● **WRITTEN TASK**
Will you extract the entries word for word? Images should not appear in the copy.

● **SOURCE MATERIAL**
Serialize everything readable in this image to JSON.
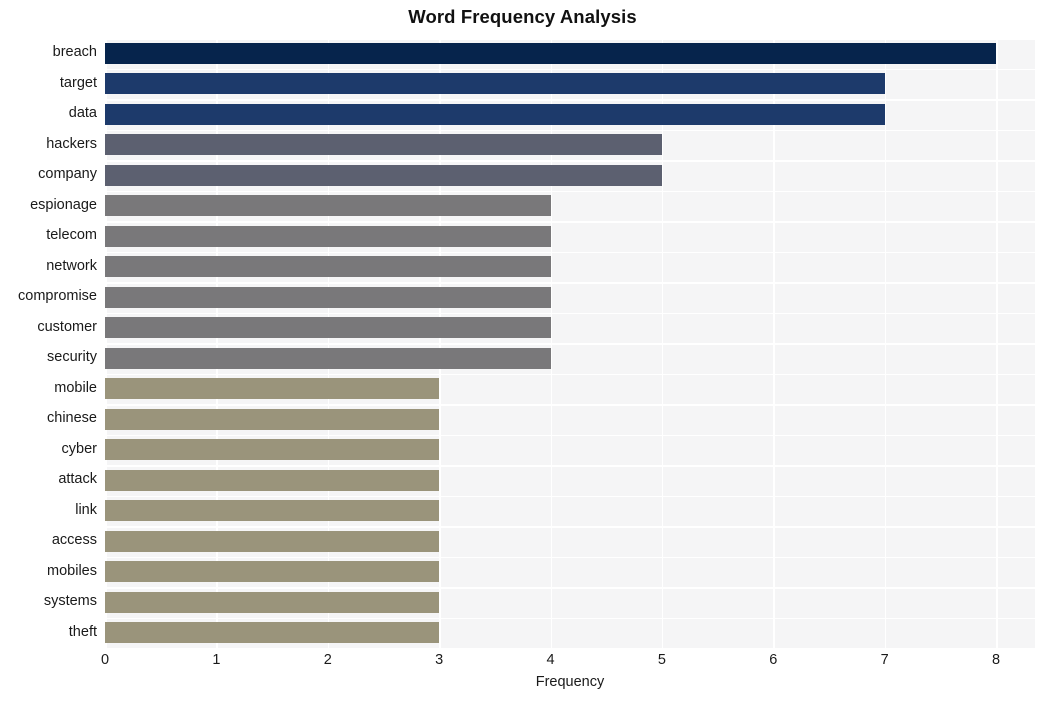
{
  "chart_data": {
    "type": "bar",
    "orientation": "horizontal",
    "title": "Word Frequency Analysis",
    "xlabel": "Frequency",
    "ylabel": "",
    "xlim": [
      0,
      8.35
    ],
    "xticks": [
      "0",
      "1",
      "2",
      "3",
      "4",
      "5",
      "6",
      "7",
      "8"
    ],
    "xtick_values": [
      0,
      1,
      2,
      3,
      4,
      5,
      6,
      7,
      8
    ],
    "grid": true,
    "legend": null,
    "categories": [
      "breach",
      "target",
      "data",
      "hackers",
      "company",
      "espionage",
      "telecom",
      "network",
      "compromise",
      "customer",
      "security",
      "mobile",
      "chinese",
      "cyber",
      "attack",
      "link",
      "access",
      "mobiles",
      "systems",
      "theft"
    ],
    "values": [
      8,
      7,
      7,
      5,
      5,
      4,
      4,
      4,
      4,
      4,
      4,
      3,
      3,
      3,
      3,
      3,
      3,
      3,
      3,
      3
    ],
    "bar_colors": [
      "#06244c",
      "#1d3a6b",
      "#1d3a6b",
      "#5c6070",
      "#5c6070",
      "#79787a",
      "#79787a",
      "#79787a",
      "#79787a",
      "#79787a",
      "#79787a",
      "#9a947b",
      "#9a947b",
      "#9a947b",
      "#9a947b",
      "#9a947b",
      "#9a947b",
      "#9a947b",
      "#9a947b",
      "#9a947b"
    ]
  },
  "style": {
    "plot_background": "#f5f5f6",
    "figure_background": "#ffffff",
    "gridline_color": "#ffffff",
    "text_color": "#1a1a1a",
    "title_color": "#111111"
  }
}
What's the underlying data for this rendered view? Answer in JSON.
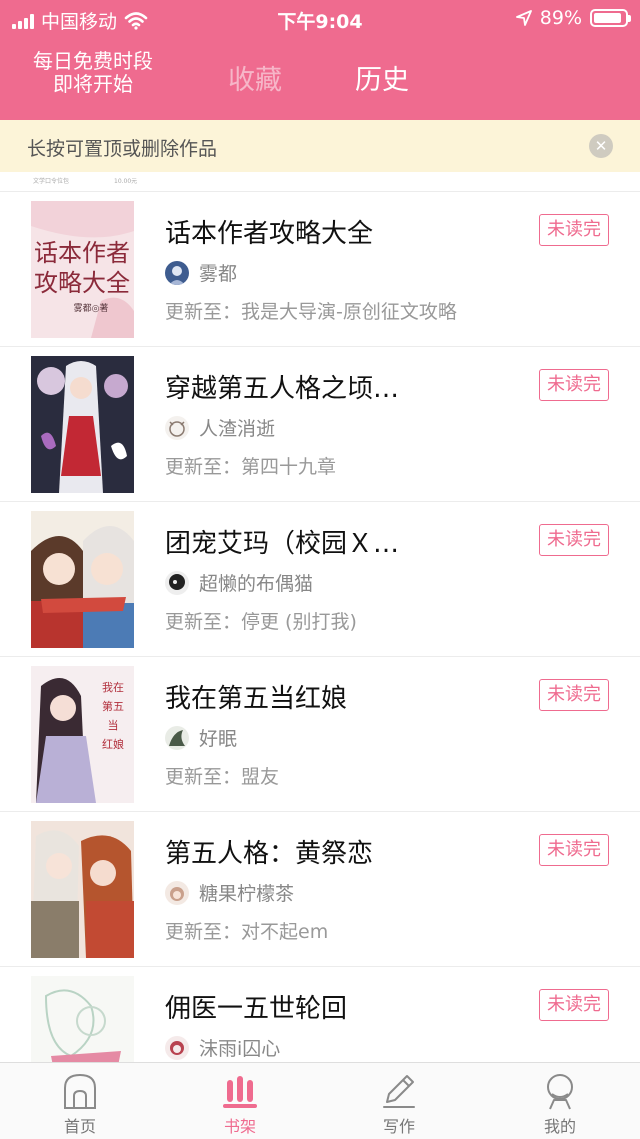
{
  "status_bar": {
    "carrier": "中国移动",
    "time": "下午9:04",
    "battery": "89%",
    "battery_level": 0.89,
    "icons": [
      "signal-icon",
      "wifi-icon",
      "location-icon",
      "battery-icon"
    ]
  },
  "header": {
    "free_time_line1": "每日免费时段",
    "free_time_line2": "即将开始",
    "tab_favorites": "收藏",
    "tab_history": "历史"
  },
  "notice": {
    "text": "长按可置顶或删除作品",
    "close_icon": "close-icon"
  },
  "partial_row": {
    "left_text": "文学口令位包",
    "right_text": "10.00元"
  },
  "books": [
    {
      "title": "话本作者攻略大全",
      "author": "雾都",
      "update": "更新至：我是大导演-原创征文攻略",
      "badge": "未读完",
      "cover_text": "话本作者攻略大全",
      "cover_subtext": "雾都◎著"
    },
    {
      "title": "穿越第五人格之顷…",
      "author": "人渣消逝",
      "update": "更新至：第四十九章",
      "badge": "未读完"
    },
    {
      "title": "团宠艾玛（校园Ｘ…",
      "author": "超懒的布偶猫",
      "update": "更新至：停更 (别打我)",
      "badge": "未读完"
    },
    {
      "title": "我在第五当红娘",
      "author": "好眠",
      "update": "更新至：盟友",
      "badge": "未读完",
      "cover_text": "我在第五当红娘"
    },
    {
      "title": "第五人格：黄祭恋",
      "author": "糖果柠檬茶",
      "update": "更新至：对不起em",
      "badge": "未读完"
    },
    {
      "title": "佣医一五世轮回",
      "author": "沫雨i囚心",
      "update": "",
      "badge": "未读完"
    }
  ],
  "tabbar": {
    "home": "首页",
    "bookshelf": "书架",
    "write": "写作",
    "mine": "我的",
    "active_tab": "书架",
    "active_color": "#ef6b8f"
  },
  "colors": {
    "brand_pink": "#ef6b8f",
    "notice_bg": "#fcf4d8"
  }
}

● **EXPECTED ANSWER**
Serialize everything readable in this image to JSON.
{
  "chart_data": {
    "type": "bar",
    "orientation": "horizontal",
    "title": "Word Frequency Analysis",
    "xlabel": "Frequency",
    "ylabel": "",
    "xlim": [
      0,
      8.35
    ],
    "xticks": [
      "0",
      "1",
      "2",
      "3",
      "4",
      "5",
      "6",
      "7",
      "8"
    ],
    "xtick_values": [
      0,
      1,
      2,
      3,
      4,
      5,
      6,
      7,
      8
    ],
    "grid": true,
    "legend": null,
    "categories": [
      "breach",
      "target",
      "data",
      "hackers",
      "company",
      "espionage",
      "telecom",
      "network",
      "compromise",
      "customer",
      "security",
      "mobile",
      "chinese",
      "cyber",
      "attack",
      "link",
      "access",
      "mobiles",
      "systems",
      "theft"
    ],
    "values": [
      8,
      7,
      7,
      5,
      5,
      4,
      4,
      4,
      4,
      4,
      4,
      3,
      3,
      3,
      3,
      3,
      3,
      3,
      3,
      3
    ],
    "bar_colors": [
      "#06244c",
      "#1d3a6b",
      "#1d3a6b",
      "#5c6070",
      "#5c6070",
      "#79787a",
      "#79787a",
      "#79787a",
      "#79787a",
      "#79787a",
      "#79787a",
      "#9a947b",
      "#9a947b",
      "#9a947b",
      "#9a947b",
      "#9a947b",
      "#9a947b",
      "#9a947b",
      "#9a947b",
      "#9a947b"
    ]
  },
  "style": {
    "plot_background": "#f5f5f6",
    "figure_background": "#ffffff",
    "gridline_color": "#ffffff",
    "text_color": "#1a1a1a",
    "title_color": "#111111"
  }
}
What's the underlying data for this rendered view? Answer in JSON.
{
  "status_bar": {
    "carrier": "中国移动",
    "time": "下午9:04",
    "battery": "89%",
    "battery_level": 0.89,
    "icons": [
      "signal-icon",
      "wifi-icon",
      "location-icon",
      "battery-icon"
    ]
  },
  "header": {
    "free_time_line1": "每日免费时段",
    "free_time_line2": "即将开始",
    "tab_favorites": "收藏",
    "tab_history": "历史"
  },
  "notice": {
    "text": "长按可置顶或删除作品",
    "close_icon": "close-icon"
  },
  "partial_row": {
    "left_text": "文学口令位包",
    "right_text": "10.00元"
  },
  "books": [
    {
      "title": "话本作者攻略大全",
      "author": "雾都",
      "update": "更新至：我是大导演-原创征文攻略",
      "badge": "未读完",
      "cover_text": "话本作者攻略大全",
      "cover_subtext": "雾都◎著"
    },
    {
      "title": "穿越第五人格之顷…",
      "author": "人渣消逝",
      "update": "更新至：第四十九章",
      "badge": "未读完"
    },
    {
      "title": "团宠艾玛（校园Ｘ…",
      "author": "超懒的布偶猫",
      "update": "更新至：停更 (别打我)",
      "badge": "未读完"
    },
    {
      "title": "我在第五当红娘",
      "author": "好眠",
      "update": "更新至：盟友",
      "badge": "未读完",
      "cover_text": "我在第五当红娘"
    },
    {
      "title": "第五人格：黄祭恋",
      "author": "糖果柠檬茶",
      "update": "更新至：对不起em",
      "badge": "未读完"
    },
    {
      "title": "佣医一五世轮回",
      "author": "沫雨i囚心",
      "update": "",
      "badge": "未读完"
    }
  ],
  "tabbar": {
    "home": "首页",
    "bookshelf": "书架",
    "write": "写作",
    "mine": "我的",
    "active_tab": "书架",
    "active_color": "#ef6b8f"
  },
  "colors": {
    "brand_pink": "#ef6b8f",
    "notice_bg": "#fcf4d8"
  }
}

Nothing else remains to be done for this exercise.